[A block of data]
============

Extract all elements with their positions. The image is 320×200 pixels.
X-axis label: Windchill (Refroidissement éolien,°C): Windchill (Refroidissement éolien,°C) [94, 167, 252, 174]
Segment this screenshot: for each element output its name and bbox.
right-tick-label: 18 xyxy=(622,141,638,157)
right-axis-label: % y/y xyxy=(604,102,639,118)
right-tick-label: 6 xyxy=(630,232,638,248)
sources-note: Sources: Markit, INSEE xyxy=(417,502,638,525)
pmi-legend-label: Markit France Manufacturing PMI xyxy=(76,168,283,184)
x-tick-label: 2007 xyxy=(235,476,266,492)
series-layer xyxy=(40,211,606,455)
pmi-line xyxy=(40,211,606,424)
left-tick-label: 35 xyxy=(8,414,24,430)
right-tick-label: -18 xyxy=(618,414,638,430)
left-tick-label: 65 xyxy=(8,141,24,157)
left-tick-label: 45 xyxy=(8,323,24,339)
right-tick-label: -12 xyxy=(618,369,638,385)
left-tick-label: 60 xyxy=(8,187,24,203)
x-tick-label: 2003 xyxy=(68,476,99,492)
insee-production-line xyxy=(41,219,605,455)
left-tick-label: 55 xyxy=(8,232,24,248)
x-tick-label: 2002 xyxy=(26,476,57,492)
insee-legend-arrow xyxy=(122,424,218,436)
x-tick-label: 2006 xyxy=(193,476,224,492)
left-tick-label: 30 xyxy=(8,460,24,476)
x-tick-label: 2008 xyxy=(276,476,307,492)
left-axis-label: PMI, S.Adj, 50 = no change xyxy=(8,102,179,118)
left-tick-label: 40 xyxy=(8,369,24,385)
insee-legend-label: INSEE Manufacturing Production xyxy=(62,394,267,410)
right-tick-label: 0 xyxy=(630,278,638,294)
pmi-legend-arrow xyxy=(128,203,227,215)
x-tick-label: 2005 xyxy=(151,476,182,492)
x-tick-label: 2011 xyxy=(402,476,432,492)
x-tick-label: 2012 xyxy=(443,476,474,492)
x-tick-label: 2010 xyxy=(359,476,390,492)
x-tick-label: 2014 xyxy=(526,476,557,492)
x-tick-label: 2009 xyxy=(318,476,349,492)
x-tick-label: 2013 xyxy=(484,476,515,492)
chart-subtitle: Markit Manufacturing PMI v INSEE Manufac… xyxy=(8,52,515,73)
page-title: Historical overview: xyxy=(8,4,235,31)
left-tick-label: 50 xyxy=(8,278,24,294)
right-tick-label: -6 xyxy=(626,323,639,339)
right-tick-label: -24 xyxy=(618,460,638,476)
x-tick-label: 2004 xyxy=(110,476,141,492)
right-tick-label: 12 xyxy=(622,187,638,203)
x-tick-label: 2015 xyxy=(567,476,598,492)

============

__The problem__
Please write out the stretch of items from the start through the line containing "Segment this screenshot: for" again, swapping "bbox" for "bounding box" and keeping everything else the same.

__Finished answer__
Extract all elements with their positions. The image is 320×200 pixels.
X-axis label: Windchill (Refroidissement éolien,°C): Windchill (Refroidissement éolien,°C) [94, 167, 252, 174]
Segment this screenshot: for each element output its name and bounding box.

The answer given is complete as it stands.